▶ _YOUR OBJECTIVE_: Scan the material that follows. Copy every line containing the word "Close".

** Begin **

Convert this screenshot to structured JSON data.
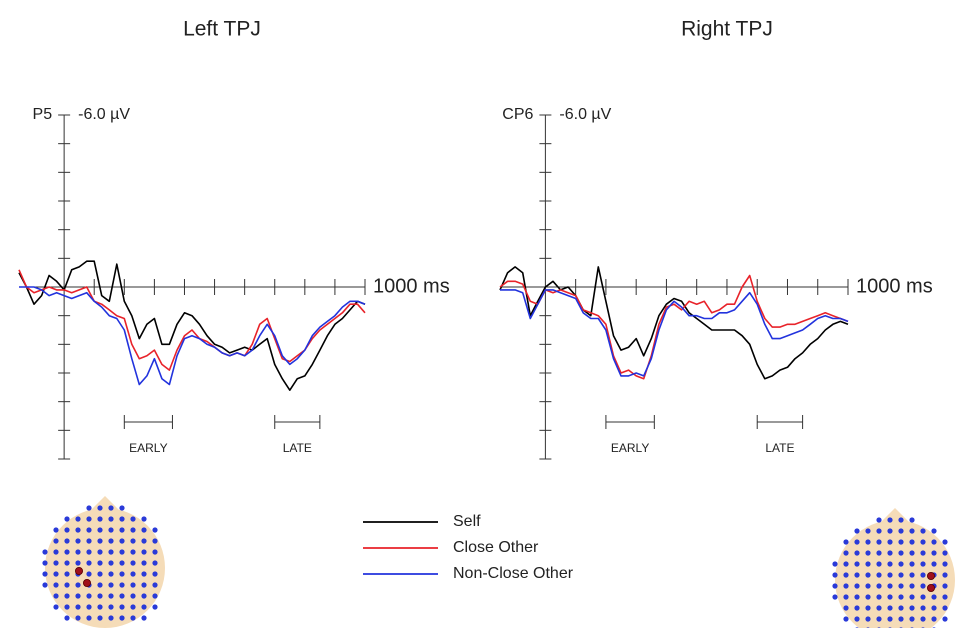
{
  "chart_data": [
    {
      "type": "line",
      "title": "Left TPJ",
      "channel": "P5",
      "x": [
        -150,
        -125,
        -100,
        -75,
        -50,
        -25,
        0,
        25,
        50,
        75,
        100,
        125,
        150,
        175,
        200,
        225,
        250,
        275,
        300,
        325,
        350,
        375,
        400,
        425,
        450,
        475,
        500,
        525,
        550,
        575,
        600,
        625,
        650,
        675,
        700,
        725,
        750,
        775,
        800,
        825,
        850,
        875,
        900,
        925,
        950,
        975,
        1000
      ],
      "xlim": [
        -150,
        1000
      ],
      "ylim": [
        -6,
        6
      ],
      "y_inverted": true,
      "xticks": [
        {
          "value": 1000,
          "label": "1000 ms"
        }
      ],
      "xminor_ticks": [
        100,
        200,
        300,
        400,
        500,
        600,
        700,
        800,
        900
      ],
      "yticks": [
        {
          "value": -6,
          "label": "-6.0 µV"
        }
      ],
      "yminor_ticks": [
        -5,
        -4,
        -3,
        -2,
        -1,
        0,
        1,
        2,
        3,
        4,
        5,
        6
      ],
      "windows": [
        {
          "label": "EARLY",
          "start": 200,
          "end": 360
        },
        {
          "label": "LATE",
          "start": 700,
          "end": 850
        }
      ],
      "legend": true,
      "series": [
        {
          "name": "Self",
          "color": "#000000",
          "values": [
            -0.5,
            0,
            0.6,
            0.3,
            -0.4,
            -0.2,
            0.1,
            -0.6,
            -0.7,
            -0.9,
            -0.9,
            0.3,
            0.5,
            -0.8,
            0.5,
            1.0,
            1.8,
            1.3,
            1.1,
            2.0,
            2.0,
            1.3,
            0.9,
            1.0,
            1.3,
            1.7,
            2.0,
            2.1,
            2.3,
            2.2,
            2.1,
            2.2,
            2.0,
            1.8,
            2.7,
            3.2,
            3.6,
            3.2,
            3.1,
            2.7,
            2.2,
            1.7,
            1.3,
            1.1,
            0.8,
            0.5,
            0.6
          ]
        },
        {
          "name": "Close Other",
          "color": "#e8232a",
          "values": [
            -0.6,
            0,
            0.2,
            0.1,
            0,
            0.1,
            0.1,
            0.2,
            0.1,
            0,
            0.5,
            0.6,
            0.8,
            1.0,
            1.1,
            2.0,
            2.5,
            2.4,
            2.2,
            2.7,
            2.9,
            2.2,
            1.7,
            1.5,
            1.8,
            1.9,
            2.1,
            2.3,
            2.4,
            2.3,
            2.4,
            2.0,
            1.3,
            1.1,
            1.8,
            2.5,
            2.6,
            2.4,
            2.2,
            1.8,
            1.5,
            1.3,
            1.1,
            0.9,
            0.6,
            0.6,
            0.9
          ]
        },
        {
          "name": "Non-Close Other",
          "color": "#2233dd",
          "values": [
            0,
            0,
            0,
            0.1,
            0.3,
            0.2,
            0.3,
            0.4,
            0.3,
            0.2,
            0.5,
            0.7,
            1.0,
            1.1,
            1.5,
            2.5,
            3.4,
            3.1,
            2.5,
            3.2,
            3.4,
            2.4,
            1.8,
            1.7,
            1.8,
            2.0,
            2.1,
            2.3,
            2.4,
            2.3,
            2.4,
            2.2,
            1.7,
            1.3,
            1.7,
            2.4,
            2.7,
            2.5,
            2.2,
            1.7,
            1.4,
            1.2,
            1.0,
            0.7,
            0.5,
            0.5,
            0.6
          ]
        }
      ]
    },
    {
      "type": "line",
      "title": "Right TPJ",
      "channel": "CP6",
      "x": [
        -150,
        -125,
        -100,
        -75,
        -50,
        -25,
        0,
        25,
        50,
        75,
        100,
        125,
        150,
        175,
        200,
        225,
        250,
        275,
        300,
        325,
        350,
        375,
        400,
        425,
        450,
        475,
        500,
        525,
        550,
        575,
        600,
        625,
        650,
        675,
        700,
        725,
        750,
        775,
        800,
        825,
        850,
        875,
        900,
        925,
        950,
        975,
        1000
      ],
      "xlim": [
        -150,
        1000
      ],
      "ylim": [
        -6,
        6
      ],
      "y_inverted": true,
      "xticks": [
        {
          "value": 1000,
          "label": "1000 ms"
        }
      ],
      "xminor_ticks": [
        100,
        200,
        300,
        400,
        500,
        600,
        700,
        800,
        900
      ],
      "yticks": [
        {
          "value": -6,
          "label": "-6.0 µV"
        }
      ],
      "yminor_ticks": [
        -5,
        -4,
        -3,
        -2,
        -1,
        0,
        1,
        2,
        3,
        4,
        5,
        6
      ],
      "windows": [
        {
          "label": "EARLY",
          "start": 200,
          "end": 360
        },
        {
          "label": "LATE",
          "start": 700,
          "end": 850
        }
      ],
      "series": [
        {
          "color": "#000000",
          "values": [
            0.1,
            -0.5,
            -0.7,
            -0.5,
            1.0,
            0.5,
            0,
            -0.2,
            0.1,
            0,
            0.3,
            0.8,
            1.0,
            -0.7,
            0.5,
            1.7,
            2.2,
            2.1,
            1.8,
            2.4,
            1.8,
            1.0,
            0.6,
            0.4,
            0.5,
            0.9,
            1.1,
            1.3,
            1.5,
            1.5,
            1.5,
            1.5,
            1.7,
            2.0,
            2.7,
            3.2,
            3.1,
            2.9,
            2.8,
            2.5,
            2.3,
            2.0,
            1.8,
            1.5,
            1.3,
            1.2,
            1.3
          ]
        },
        {
          "color": "#e8232a",
          "values": [
            0,
            -0.2,
            -0.2,
            -0.1,
            0.5,
            0.6,
            0.1,
            0.2,
            0.1,
            0.2,
            0.3,
            0.8,
            0.9,
            1.0,
            1.3,
            2.4,
            3.0,
            2.9,
            3.1,
            3.2,
            2.4,
            1.3,
            0.7,
            0.6,
            0.8,
            0.5,
            0.6,
            0.5,
            0.9,
            0.8,
            0.6,
            0.6,
            0,
            -0.4,
            0.5,
            1.1,
            1.4,
            1.4,
            1.3,
            1.3,
            1.2,
            1.1,
            1.0,
            0.9,
            1.0,
            1.1,
            1.2
          ]
        },
        {
          "color": "#2233dd",
          "values": [
            0.1,
            0.1,
            0.1,
            0.2,
            1.1,
            0.6,
            0.1,
            0.1,
            0.2,
            0.3,
            0.4,
            0.9,
            1.1,
            1.1,
            1.5,
            2.5,
            3.1,
            3.1,
            3.0,
            3.1,
            2.5,
            1.5,
            0.8,
            0.5,
            0.7,
            1.0,
            1.0,
            1.1,
            1.1,
            0.9,
            0.9,
            0.8,
            0.5,
            0.2,
            0.6,
            1.3,
            1.8,
            1.8,
            1.7,
            1.6,
            1.5,
            1.3,
            1.1,
            1.0,
            1.1,
            1.1,
            1.2
          ]
        }
      ]
    }
  ]
}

** End **

▶ _COMPLETE OUTPUT_:
          "name": "Close Other",
          "name": "Non-Close Other",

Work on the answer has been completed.